═══ Material to process

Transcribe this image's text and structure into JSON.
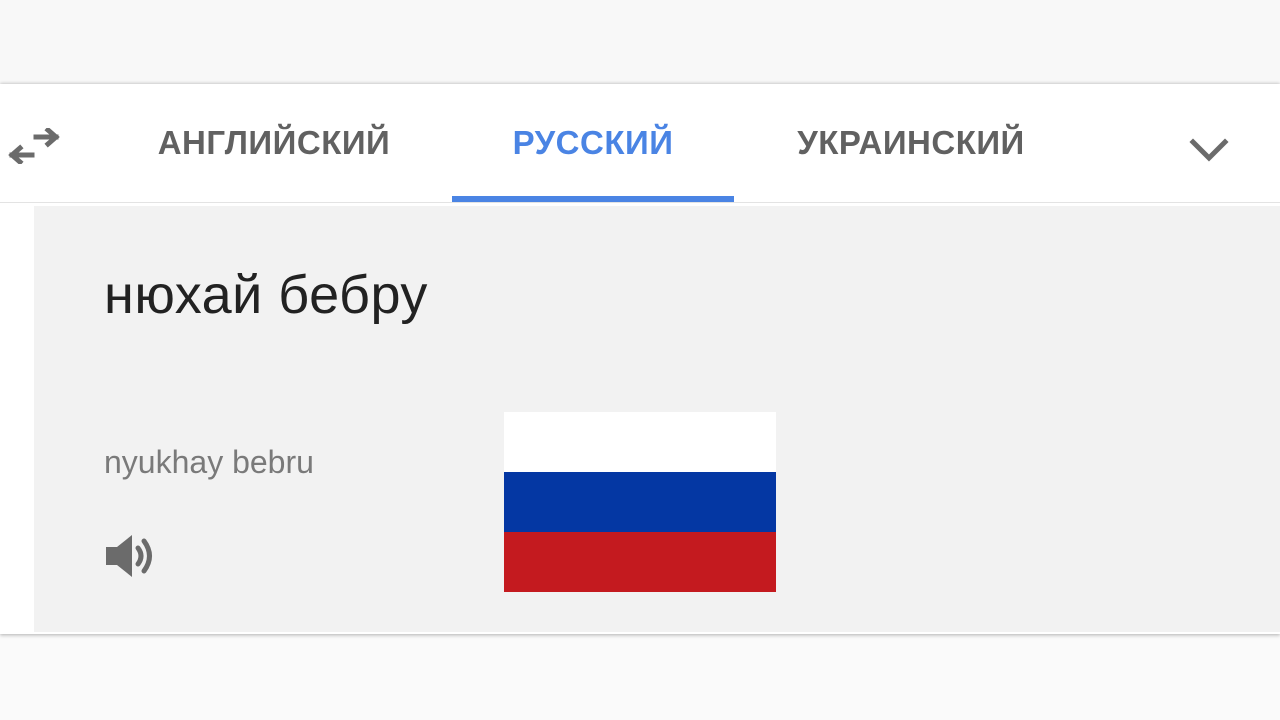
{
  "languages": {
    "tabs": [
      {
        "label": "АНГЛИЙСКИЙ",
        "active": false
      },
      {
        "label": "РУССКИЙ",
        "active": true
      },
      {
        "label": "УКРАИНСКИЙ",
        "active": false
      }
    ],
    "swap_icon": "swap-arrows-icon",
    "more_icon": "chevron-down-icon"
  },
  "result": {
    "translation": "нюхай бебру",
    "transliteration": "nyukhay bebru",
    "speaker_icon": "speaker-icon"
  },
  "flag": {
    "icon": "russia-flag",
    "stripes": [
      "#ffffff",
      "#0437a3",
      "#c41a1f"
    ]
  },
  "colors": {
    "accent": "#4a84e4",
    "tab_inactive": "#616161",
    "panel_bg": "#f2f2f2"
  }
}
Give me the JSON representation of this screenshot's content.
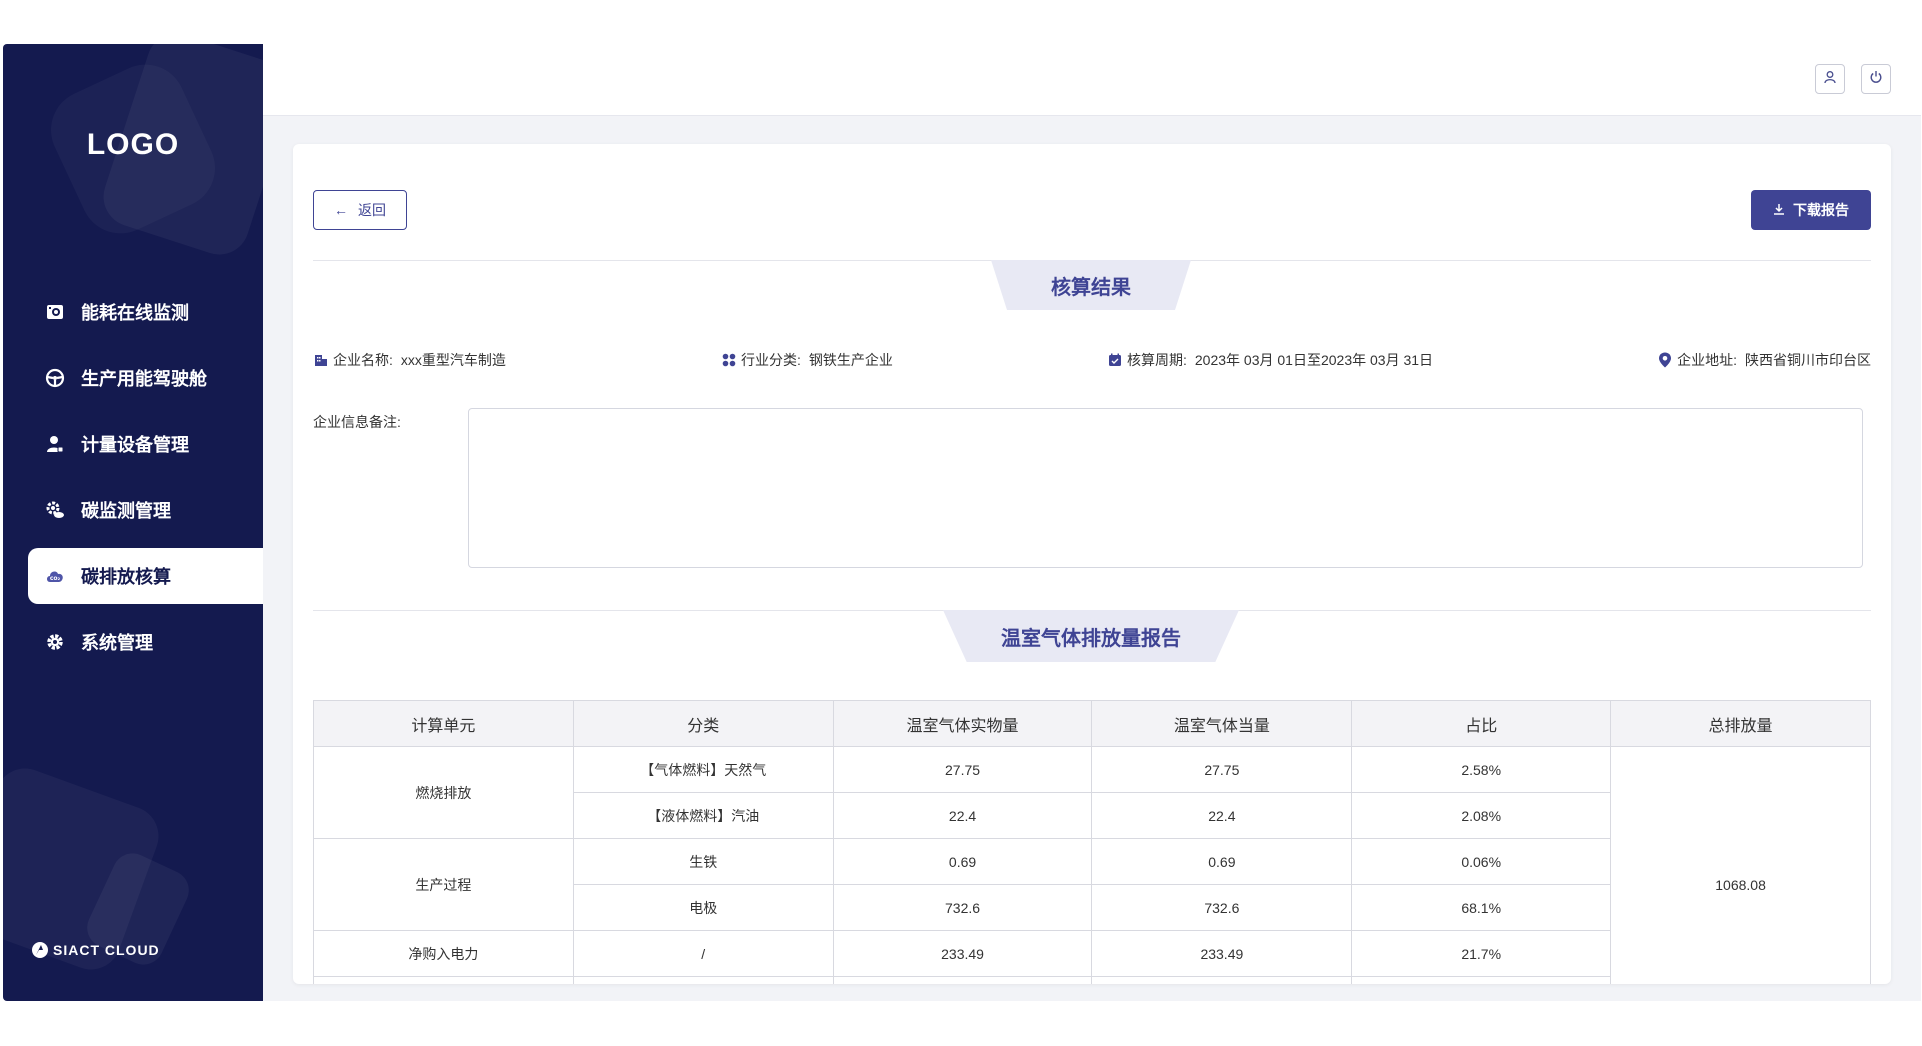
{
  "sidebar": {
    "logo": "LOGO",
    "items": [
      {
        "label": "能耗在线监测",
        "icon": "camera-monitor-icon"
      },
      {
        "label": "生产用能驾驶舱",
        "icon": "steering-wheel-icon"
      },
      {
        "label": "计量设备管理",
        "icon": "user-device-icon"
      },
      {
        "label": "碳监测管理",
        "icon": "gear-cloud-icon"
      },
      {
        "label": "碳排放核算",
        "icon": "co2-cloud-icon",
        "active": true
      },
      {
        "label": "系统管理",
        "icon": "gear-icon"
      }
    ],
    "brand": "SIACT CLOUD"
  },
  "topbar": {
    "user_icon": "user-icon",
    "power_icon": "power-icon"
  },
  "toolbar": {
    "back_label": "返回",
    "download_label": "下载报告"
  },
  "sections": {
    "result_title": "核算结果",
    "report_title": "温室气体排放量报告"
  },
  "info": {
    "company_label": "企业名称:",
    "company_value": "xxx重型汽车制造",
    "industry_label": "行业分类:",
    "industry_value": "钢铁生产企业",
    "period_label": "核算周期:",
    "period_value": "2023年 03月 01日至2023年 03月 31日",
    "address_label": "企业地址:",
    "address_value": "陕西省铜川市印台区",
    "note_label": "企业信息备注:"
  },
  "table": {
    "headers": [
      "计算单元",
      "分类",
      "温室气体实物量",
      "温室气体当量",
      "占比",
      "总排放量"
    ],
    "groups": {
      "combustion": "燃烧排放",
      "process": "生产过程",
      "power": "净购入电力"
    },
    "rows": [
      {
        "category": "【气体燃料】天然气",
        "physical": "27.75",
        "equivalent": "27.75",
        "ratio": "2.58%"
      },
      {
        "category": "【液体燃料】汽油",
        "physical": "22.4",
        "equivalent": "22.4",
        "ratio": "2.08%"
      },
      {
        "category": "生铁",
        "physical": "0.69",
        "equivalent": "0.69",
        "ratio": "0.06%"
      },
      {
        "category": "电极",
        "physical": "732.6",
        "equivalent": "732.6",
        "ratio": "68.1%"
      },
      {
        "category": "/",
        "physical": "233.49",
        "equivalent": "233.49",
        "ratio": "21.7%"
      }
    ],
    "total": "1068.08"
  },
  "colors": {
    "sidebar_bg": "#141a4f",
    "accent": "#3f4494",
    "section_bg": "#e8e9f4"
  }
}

══════
═══ Material to process

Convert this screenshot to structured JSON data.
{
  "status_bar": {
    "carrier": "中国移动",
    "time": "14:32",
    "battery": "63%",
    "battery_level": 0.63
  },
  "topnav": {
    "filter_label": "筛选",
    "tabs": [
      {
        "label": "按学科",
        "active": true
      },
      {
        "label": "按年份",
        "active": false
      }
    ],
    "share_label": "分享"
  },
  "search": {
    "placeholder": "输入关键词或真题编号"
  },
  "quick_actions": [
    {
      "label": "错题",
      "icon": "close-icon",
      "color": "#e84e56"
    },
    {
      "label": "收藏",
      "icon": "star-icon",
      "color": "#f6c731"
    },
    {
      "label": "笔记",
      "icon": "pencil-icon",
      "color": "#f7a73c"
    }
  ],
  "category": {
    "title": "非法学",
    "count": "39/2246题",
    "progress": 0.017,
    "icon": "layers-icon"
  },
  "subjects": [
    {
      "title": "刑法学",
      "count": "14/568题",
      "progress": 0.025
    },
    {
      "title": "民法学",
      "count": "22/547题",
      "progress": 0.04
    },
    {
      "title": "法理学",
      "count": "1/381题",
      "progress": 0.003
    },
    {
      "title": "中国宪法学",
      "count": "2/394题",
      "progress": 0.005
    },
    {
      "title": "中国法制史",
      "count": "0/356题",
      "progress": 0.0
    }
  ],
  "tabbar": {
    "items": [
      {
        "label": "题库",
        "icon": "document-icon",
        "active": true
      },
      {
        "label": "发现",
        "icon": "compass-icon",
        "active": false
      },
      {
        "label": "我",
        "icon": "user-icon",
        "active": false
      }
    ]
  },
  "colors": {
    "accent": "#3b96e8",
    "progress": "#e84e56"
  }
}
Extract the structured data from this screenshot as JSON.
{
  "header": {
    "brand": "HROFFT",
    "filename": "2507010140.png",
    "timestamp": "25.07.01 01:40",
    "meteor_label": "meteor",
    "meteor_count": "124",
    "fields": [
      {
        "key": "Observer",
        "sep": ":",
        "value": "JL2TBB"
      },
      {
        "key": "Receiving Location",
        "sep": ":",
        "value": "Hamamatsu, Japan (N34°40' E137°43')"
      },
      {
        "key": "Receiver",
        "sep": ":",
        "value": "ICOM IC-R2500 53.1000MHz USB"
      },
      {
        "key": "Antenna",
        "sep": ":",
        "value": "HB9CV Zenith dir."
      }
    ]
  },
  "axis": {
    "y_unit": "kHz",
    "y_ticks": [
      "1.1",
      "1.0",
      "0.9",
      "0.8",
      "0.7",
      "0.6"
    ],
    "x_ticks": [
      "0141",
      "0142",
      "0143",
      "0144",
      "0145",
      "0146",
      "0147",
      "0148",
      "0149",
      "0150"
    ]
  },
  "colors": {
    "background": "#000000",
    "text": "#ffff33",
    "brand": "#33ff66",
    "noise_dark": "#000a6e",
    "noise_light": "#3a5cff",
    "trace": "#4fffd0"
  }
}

══════

Task statement: Which lines contain "physical"? Show each of them.

Solution:
        "physical": "27.75",
        "physical": "22.4",
        "physical": "0.69",
        "physical": "732.6",
        "physical": "233.49",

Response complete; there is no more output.